Find each line in the items below that contains the string "chart" and copy those lines out in full.

Data records:
※

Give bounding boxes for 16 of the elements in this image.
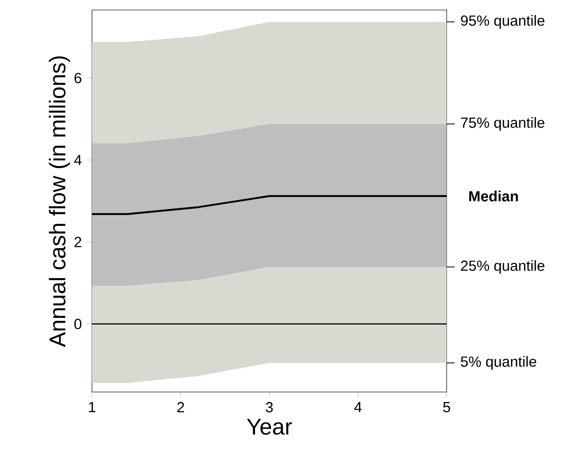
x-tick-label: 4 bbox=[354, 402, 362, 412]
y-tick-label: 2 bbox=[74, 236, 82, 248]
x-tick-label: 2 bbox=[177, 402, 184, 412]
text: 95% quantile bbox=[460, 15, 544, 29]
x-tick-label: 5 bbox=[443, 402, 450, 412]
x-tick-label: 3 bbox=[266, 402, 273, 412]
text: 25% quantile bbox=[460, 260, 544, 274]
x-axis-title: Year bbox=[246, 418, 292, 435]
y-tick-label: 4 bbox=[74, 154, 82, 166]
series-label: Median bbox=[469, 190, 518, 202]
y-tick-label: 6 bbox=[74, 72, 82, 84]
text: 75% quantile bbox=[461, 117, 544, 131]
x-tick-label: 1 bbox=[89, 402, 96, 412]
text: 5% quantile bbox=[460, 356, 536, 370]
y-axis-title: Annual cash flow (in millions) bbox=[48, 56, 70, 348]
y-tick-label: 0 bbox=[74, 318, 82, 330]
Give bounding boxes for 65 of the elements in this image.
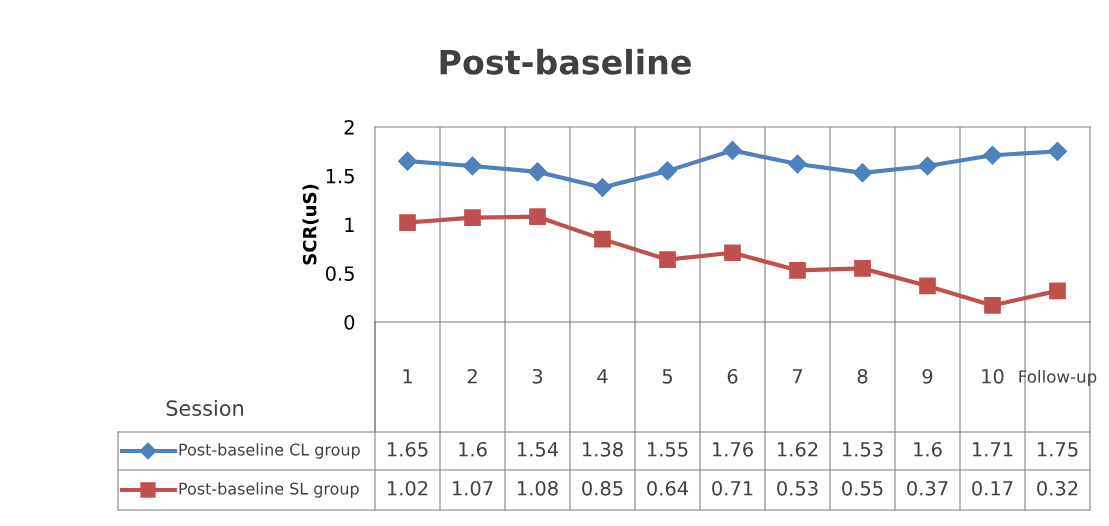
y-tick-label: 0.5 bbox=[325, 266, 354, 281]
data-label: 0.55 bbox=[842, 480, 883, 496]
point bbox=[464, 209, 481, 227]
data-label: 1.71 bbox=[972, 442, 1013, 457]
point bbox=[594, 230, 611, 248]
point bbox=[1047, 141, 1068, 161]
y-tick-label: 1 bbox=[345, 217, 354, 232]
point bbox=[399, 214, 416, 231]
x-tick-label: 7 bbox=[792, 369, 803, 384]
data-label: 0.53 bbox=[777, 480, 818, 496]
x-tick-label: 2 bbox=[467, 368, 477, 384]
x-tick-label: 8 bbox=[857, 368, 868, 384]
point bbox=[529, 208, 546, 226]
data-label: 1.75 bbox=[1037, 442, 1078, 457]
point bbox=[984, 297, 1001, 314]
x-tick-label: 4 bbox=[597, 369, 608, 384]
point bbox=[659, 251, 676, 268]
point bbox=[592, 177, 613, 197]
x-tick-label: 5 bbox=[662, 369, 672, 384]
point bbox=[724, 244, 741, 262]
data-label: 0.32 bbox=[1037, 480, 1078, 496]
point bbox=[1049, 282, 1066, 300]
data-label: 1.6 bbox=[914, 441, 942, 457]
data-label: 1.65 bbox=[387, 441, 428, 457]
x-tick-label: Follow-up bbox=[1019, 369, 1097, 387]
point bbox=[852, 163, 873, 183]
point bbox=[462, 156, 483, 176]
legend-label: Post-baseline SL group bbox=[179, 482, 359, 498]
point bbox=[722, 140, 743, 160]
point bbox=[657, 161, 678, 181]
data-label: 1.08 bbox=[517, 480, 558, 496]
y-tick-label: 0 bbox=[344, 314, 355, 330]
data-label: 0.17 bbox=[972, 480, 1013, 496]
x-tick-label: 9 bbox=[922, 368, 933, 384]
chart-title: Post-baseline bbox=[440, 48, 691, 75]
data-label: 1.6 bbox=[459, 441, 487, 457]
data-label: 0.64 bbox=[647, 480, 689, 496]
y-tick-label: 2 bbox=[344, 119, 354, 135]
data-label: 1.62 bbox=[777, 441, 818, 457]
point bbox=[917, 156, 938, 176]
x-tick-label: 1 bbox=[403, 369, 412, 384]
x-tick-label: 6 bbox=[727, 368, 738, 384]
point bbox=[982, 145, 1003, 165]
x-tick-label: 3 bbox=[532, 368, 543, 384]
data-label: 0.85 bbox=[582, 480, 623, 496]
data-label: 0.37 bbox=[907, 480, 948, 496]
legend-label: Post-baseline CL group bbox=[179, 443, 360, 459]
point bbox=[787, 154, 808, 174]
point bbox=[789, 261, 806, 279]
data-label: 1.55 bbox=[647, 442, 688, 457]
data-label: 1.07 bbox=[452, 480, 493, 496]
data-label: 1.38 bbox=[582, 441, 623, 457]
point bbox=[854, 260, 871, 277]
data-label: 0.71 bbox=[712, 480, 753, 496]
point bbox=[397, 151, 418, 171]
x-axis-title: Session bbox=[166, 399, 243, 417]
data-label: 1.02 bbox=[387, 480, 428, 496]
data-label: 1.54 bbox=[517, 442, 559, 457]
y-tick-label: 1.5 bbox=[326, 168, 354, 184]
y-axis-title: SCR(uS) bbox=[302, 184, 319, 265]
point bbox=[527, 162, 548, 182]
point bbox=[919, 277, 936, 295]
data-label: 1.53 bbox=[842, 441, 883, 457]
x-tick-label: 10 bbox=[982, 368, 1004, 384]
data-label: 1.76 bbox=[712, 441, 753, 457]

※

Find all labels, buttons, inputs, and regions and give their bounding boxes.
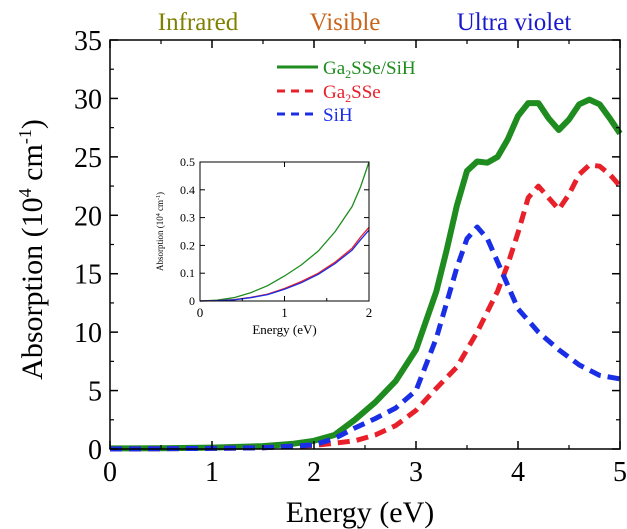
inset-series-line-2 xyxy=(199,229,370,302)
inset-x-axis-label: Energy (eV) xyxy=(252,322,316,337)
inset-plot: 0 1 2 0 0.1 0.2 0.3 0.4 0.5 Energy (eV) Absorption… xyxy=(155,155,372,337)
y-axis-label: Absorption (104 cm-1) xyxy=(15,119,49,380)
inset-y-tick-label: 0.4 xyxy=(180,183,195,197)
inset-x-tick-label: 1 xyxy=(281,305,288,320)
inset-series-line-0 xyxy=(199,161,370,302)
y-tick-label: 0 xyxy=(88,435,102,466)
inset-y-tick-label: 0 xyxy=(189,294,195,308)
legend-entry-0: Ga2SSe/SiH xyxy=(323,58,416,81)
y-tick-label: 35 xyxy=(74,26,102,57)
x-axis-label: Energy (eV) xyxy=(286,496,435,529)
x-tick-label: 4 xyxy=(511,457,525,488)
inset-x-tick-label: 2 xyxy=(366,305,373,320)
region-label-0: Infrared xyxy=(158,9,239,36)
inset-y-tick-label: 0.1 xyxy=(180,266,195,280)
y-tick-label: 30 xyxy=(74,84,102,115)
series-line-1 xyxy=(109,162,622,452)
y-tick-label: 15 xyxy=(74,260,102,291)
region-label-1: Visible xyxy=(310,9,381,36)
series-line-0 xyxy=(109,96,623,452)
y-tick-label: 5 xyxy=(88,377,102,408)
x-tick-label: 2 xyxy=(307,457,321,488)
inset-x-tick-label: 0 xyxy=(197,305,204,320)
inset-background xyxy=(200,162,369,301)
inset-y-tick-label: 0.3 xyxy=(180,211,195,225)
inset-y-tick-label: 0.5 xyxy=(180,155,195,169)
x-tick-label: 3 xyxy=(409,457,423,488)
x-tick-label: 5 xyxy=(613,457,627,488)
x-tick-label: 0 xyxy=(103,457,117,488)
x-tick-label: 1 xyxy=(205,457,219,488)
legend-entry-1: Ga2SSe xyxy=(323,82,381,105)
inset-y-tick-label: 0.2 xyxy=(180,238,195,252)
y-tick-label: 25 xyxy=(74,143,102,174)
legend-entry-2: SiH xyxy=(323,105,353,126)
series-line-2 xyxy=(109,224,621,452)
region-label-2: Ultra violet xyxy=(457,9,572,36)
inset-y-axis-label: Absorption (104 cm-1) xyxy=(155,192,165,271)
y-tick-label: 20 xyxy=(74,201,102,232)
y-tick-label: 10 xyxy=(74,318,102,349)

※

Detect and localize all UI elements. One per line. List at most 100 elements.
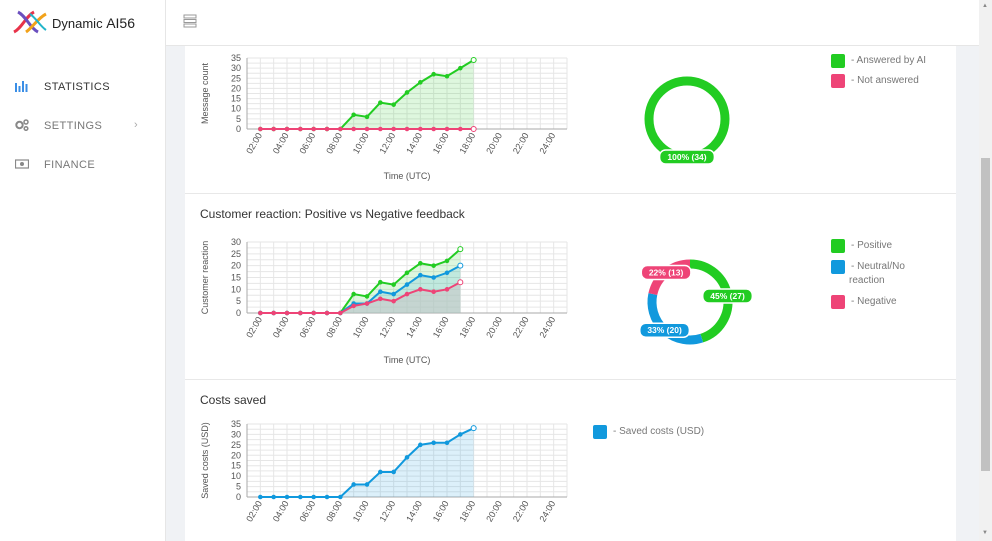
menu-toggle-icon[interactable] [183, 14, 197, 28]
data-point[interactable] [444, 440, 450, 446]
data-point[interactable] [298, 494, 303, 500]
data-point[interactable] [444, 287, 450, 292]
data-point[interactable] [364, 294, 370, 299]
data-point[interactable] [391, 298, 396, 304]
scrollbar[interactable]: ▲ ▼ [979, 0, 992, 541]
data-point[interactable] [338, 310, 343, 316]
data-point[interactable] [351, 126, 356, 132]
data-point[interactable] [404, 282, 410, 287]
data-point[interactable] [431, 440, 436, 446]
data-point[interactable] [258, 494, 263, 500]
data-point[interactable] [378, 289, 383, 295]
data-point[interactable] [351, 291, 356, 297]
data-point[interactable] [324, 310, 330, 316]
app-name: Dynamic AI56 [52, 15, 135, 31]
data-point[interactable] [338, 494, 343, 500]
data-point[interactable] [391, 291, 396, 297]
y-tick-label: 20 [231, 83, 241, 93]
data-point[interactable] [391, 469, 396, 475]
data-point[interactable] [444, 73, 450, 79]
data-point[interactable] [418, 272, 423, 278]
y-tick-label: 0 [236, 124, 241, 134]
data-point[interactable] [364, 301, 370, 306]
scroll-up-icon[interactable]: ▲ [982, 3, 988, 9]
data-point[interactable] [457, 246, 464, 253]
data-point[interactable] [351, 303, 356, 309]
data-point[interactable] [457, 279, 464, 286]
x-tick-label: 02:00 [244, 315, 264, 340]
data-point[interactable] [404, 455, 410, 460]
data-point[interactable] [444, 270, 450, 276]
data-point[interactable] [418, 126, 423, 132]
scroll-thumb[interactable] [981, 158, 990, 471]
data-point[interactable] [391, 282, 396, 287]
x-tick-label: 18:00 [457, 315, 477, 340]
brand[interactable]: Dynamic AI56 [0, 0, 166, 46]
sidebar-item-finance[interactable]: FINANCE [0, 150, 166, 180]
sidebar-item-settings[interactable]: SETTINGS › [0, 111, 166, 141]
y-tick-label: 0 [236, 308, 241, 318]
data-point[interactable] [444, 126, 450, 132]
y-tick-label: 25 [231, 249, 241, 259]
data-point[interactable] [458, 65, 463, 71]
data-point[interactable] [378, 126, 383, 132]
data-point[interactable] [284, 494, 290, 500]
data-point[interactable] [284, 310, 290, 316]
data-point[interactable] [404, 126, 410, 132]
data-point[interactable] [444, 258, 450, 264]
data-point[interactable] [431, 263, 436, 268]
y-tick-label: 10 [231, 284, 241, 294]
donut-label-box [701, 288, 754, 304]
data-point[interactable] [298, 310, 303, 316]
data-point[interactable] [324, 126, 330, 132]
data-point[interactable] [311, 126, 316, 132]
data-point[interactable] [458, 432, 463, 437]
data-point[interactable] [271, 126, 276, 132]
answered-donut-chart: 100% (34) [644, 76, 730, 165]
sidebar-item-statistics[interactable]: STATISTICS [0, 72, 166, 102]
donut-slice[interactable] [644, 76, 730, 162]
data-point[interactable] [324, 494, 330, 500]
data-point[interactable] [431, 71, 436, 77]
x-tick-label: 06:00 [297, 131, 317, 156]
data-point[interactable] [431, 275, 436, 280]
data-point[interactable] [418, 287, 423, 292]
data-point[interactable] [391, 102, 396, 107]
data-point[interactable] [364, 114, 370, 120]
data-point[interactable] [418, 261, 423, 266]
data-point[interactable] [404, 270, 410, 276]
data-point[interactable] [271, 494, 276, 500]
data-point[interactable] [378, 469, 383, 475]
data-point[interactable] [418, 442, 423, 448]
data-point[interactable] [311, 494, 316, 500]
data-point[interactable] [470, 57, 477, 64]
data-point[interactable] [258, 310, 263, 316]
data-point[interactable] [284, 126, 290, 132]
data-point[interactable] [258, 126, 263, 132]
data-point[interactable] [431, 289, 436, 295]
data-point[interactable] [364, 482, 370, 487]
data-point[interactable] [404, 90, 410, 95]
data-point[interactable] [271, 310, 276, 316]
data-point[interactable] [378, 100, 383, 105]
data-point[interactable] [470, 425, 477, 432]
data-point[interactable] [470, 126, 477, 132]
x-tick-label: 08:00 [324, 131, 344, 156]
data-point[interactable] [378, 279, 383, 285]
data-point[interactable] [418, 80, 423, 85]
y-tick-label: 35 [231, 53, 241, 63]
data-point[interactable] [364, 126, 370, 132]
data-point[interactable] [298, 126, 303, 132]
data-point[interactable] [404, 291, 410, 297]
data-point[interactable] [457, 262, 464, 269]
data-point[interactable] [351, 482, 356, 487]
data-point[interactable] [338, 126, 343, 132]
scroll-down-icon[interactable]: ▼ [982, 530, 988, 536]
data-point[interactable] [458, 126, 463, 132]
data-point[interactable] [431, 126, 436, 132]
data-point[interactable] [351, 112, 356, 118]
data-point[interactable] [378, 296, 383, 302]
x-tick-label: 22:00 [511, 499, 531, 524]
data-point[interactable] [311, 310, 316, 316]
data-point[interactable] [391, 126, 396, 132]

※

Response for this exercise:
chart-title: Post-baseline bbox=[440, 48, 691, 75]
answered-donut-chart: 100% (34) [644, 76, 730, 165]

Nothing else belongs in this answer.